Written exercise: Pull every line with the word "percent" out of the entries below.

==========

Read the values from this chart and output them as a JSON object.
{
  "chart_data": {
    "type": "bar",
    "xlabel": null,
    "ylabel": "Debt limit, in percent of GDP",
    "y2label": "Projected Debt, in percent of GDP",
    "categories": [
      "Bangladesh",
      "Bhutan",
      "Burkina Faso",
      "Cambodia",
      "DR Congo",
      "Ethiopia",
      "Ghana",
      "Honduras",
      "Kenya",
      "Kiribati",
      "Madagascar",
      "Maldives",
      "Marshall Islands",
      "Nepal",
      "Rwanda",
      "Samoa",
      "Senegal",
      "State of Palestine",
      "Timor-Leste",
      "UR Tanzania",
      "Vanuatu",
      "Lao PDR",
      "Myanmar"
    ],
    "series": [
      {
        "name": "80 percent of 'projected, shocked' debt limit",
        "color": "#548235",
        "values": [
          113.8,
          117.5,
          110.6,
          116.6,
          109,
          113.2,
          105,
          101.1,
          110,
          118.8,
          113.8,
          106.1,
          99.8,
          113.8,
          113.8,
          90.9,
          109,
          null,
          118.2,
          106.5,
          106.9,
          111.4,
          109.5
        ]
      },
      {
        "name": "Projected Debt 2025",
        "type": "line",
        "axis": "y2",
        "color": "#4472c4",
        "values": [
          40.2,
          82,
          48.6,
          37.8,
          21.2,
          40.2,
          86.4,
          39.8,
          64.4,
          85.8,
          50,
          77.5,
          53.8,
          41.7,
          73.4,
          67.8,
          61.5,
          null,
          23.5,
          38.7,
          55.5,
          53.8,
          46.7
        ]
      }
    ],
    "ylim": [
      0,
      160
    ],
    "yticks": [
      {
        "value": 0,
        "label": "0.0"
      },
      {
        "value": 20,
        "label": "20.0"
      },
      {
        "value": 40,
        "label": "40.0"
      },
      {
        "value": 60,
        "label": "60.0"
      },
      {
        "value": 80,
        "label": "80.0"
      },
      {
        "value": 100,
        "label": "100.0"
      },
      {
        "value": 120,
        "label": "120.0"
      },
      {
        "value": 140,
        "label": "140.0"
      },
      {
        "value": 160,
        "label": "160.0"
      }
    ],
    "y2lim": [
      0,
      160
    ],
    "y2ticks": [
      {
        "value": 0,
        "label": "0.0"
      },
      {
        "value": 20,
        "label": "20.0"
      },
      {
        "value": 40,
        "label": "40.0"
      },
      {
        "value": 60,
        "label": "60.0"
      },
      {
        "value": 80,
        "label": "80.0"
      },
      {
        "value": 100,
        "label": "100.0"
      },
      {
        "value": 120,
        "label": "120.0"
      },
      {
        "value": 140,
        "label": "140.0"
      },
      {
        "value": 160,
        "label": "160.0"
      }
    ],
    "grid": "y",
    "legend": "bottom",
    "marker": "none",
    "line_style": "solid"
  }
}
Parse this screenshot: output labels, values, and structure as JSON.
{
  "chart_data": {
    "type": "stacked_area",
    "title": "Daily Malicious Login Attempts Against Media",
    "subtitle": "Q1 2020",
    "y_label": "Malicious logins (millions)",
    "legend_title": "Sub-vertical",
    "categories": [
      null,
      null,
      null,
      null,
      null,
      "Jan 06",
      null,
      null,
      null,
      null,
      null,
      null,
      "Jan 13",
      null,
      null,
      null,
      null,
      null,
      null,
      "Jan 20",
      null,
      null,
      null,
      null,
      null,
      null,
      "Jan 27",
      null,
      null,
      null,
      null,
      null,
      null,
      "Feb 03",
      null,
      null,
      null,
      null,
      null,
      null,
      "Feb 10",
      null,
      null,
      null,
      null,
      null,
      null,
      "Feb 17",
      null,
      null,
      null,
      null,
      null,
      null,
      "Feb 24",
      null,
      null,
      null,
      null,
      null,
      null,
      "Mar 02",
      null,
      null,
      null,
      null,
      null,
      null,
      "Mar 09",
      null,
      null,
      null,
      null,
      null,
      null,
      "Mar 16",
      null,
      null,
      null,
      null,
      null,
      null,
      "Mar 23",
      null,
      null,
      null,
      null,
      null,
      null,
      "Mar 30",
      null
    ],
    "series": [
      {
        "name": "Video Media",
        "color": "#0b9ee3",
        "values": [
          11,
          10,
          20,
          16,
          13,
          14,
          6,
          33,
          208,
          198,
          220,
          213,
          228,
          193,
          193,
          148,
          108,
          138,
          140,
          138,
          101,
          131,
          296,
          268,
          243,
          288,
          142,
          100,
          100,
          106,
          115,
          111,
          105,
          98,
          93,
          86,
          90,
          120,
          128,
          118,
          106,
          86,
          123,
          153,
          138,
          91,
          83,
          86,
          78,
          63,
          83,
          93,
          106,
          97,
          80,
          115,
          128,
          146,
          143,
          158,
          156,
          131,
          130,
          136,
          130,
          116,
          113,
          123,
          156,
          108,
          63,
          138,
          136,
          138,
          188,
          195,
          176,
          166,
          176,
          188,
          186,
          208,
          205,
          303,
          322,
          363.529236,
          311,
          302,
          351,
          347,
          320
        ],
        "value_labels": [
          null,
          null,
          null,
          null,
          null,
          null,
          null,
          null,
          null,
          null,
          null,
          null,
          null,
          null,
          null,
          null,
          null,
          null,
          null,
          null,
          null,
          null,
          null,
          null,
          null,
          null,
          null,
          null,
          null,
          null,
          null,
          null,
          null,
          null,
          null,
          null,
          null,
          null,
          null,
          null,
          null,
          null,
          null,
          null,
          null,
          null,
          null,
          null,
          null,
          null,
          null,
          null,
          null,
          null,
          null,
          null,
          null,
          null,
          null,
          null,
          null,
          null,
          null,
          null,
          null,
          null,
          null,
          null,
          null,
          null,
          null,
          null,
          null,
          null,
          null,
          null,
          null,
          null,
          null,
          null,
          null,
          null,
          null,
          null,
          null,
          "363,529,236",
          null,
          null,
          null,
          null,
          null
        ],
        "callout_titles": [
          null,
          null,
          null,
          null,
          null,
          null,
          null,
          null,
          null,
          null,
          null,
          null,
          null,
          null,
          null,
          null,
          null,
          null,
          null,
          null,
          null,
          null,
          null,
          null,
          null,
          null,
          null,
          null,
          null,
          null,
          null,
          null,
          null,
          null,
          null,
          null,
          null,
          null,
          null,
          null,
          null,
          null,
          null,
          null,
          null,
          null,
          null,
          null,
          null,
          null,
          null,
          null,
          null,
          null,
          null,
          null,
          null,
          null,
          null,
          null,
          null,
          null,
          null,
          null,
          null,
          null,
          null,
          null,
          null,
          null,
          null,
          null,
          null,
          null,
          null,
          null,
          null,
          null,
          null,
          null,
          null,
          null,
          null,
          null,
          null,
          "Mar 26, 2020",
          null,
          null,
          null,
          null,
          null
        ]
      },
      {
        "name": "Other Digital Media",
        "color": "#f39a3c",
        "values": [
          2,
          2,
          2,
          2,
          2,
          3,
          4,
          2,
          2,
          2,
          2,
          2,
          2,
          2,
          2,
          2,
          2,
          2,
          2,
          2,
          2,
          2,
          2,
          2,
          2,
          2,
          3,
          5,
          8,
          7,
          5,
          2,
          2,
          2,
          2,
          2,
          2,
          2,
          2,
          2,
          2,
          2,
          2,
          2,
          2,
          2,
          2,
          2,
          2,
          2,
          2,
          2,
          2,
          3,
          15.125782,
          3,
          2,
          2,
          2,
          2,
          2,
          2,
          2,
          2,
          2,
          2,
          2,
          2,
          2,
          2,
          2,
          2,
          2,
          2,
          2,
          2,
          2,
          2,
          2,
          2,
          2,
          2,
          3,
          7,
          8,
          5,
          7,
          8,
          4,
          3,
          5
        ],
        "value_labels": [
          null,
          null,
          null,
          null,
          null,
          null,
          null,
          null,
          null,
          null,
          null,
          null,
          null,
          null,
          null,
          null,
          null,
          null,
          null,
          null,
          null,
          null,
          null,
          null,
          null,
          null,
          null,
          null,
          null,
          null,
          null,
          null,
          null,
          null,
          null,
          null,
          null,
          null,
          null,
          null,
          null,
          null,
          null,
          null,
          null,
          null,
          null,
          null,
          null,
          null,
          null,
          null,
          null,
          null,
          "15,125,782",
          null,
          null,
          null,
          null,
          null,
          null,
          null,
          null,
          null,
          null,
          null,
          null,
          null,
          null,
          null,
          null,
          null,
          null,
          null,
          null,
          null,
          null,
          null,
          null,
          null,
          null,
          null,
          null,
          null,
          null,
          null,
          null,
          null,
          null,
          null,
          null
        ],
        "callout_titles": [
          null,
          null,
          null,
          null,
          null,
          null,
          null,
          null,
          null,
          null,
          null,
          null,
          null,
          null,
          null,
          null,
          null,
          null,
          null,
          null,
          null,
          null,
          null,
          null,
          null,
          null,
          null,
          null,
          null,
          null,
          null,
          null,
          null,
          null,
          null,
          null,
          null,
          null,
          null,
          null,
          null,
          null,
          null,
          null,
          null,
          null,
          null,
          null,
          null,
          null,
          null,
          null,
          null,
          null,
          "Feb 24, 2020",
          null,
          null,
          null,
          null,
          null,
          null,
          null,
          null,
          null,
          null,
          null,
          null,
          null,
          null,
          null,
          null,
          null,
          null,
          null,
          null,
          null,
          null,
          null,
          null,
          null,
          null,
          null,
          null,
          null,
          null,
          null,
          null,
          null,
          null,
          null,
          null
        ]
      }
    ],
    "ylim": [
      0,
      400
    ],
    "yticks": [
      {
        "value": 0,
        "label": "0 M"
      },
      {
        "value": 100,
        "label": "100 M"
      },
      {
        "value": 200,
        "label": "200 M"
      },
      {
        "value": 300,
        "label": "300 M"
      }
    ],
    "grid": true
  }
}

==========

Correct answer:
    "ylabel": "Debt limit, in percent of GDP",
    "y2label": "Projected Debt, in percent of GDP",
        "name": "80 percent of 'projected, shocked' debt limit",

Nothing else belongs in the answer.